**Instructions for the task**
Extract all lines containing "квадратного".
--- START Listed entries ---
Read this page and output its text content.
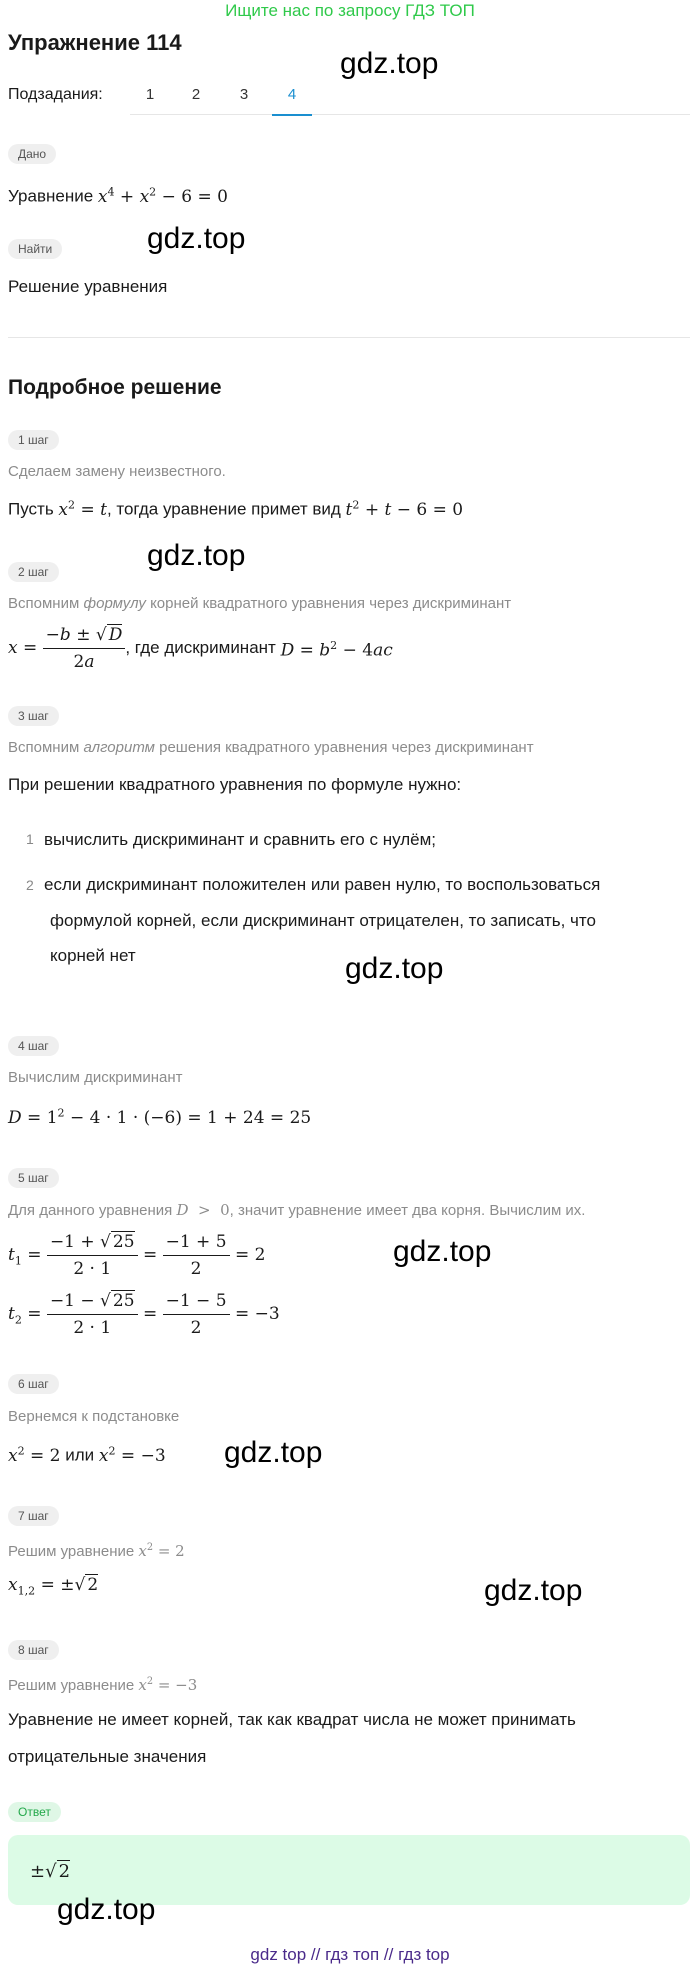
Ищите нас по запросу ГДЗ ТОП
Упражнение 114
gdz.top
Подзадания:	1	2	3	4
Дано
Уравнение $x^4 + x^2 - 6 = 0$
Найти	gdz.top
Решение уравнения
Подробное решение
1 шаг
Сделаем замену неизвестного.
Пусть $x^2 = t$, тогда уравнение примет вид $t^2 + t - 6 = 0$
2 шаг	gdz.top
Вспомним формулу корней квадратного уравнения через дискриминант
$x = \frac{-b \pm √ D}{2a}$ , где дискриминант
$D = b^2 - 4ac$
3 шаг
Вспомним алгоритм решения квадратного уравнения через дискриминант
При решении квадратного уравнения по формуле нужно:
1 вычислить дискриминант и сравнить его с нулём;
2 если дискриминант положителен или равен нулю, то воспользоваться
формулой корней, если дискриминант отрицателен, то записать, что
корней нет	gdz.top
4 шаг
Вычислим дискриминант
$D = 1^2 - 4 \cdot 1 \cdot (-6) = 1 + 24 = 25$
5 шаг
Для данного уравнения D  > 0, значит уравнение имеет два корня. Вычислим их.
$t_1 = \frac{-1 + √ 25}{2 \cdot 1} = \frac{-1 + 5}{2} = 2$	gdz.top
$t_2 = \frac{-1 - √ 25}{2 \cdot 1} = \frac{-1 - 5}{2} = -3$
6 шаг
Вернемся к подстановке
$x^2 = 2$ или $x^2 = -3$ gdz.top
7 шаг
Решим уравнение $x^2 = 2$
$x_{1,2}$ = ±√ 2	gdz.top
8 шаг
Решим уравнение $x^2 = -3$
Уравнение не имеет корней, так как квадрат числа не может принимать
отрицательные значения
Ответ
±√ 2
gdz.top
gdz top // гдз топ // гдз top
--- END Listed entries ---
**Full solution**
Вспомним формулу корней квадратного уравнения через дискриминант
Вспомним алгоритм решения квадратного уравнения через дискриминант
При решении квадратного уравнения по формуле нужно:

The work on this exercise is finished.